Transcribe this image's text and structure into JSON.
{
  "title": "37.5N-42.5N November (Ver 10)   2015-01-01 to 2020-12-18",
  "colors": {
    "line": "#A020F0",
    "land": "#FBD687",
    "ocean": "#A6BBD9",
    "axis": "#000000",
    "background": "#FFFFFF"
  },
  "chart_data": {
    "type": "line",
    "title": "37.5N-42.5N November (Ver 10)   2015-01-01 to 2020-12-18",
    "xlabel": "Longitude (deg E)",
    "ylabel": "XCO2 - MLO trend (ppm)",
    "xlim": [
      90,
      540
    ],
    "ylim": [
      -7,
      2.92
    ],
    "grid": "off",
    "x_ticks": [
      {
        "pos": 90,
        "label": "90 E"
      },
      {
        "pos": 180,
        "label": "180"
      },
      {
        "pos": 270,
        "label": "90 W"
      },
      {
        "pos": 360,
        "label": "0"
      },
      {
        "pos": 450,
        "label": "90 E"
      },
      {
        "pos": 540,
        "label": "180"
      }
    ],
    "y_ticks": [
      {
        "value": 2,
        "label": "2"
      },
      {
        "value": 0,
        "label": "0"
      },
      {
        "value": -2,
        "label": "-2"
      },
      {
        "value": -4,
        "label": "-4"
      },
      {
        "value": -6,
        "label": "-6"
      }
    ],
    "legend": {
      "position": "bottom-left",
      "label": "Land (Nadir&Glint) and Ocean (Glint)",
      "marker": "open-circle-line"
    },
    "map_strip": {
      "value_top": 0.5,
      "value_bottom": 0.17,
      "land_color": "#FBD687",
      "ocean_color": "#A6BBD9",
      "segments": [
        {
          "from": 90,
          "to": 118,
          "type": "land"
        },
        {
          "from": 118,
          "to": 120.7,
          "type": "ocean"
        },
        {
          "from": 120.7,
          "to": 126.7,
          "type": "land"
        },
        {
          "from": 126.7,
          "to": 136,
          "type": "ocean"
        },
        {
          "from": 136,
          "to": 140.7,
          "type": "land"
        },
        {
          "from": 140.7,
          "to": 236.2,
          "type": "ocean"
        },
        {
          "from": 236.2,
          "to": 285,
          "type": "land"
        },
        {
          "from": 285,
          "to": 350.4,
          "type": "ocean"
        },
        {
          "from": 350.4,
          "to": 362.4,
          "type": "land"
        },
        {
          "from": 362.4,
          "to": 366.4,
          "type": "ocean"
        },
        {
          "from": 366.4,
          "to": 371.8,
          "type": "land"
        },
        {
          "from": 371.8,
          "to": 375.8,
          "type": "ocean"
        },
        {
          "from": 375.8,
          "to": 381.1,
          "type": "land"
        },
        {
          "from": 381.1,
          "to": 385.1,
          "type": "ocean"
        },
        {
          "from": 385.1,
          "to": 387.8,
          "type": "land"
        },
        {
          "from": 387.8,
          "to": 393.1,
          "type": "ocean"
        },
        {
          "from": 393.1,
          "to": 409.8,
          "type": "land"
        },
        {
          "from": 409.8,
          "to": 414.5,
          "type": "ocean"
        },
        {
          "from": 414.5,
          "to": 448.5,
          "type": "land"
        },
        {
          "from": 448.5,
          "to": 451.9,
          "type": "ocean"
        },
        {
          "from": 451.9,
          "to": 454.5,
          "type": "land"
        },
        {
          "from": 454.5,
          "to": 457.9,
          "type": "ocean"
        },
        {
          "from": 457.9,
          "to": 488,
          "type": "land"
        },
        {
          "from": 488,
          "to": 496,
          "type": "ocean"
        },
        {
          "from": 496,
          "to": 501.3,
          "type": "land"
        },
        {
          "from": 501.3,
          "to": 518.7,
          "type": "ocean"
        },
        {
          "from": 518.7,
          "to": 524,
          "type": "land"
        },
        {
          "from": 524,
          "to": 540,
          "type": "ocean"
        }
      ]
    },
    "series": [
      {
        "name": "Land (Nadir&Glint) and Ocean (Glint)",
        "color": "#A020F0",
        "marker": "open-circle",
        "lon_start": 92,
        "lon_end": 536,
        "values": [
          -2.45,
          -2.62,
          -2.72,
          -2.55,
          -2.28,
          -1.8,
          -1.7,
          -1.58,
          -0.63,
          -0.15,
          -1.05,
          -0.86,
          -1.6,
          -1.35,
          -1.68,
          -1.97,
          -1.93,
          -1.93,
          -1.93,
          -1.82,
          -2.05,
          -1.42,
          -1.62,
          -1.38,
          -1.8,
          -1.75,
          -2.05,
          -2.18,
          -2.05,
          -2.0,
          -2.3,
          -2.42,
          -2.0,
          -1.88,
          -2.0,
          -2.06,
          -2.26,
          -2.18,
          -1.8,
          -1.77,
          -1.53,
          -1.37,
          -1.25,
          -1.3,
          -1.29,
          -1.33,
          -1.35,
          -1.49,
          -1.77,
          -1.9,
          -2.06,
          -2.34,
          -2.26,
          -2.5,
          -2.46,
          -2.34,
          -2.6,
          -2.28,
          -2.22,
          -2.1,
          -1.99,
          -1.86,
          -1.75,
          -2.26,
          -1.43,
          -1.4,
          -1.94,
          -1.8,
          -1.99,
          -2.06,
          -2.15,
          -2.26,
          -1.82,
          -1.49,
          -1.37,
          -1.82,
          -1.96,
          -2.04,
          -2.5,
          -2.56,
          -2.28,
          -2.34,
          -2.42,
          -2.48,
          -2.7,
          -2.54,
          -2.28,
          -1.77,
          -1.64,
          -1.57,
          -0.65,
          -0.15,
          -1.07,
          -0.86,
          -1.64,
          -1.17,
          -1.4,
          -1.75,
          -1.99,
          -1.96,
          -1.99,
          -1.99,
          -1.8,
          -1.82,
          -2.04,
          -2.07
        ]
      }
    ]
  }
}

┄┄┄┄┄┄┄┄┄┄

**The exercise**
Review the material and copy each line in which the word "November" appears.

**Output**
  "title": "37.5N-42.5N November (Ver 10)   2015-01-01 to 2020-12-18",
    "title": "37.5N-42.5N November (Ver 10)   2015-01-01 to 2020-12-18",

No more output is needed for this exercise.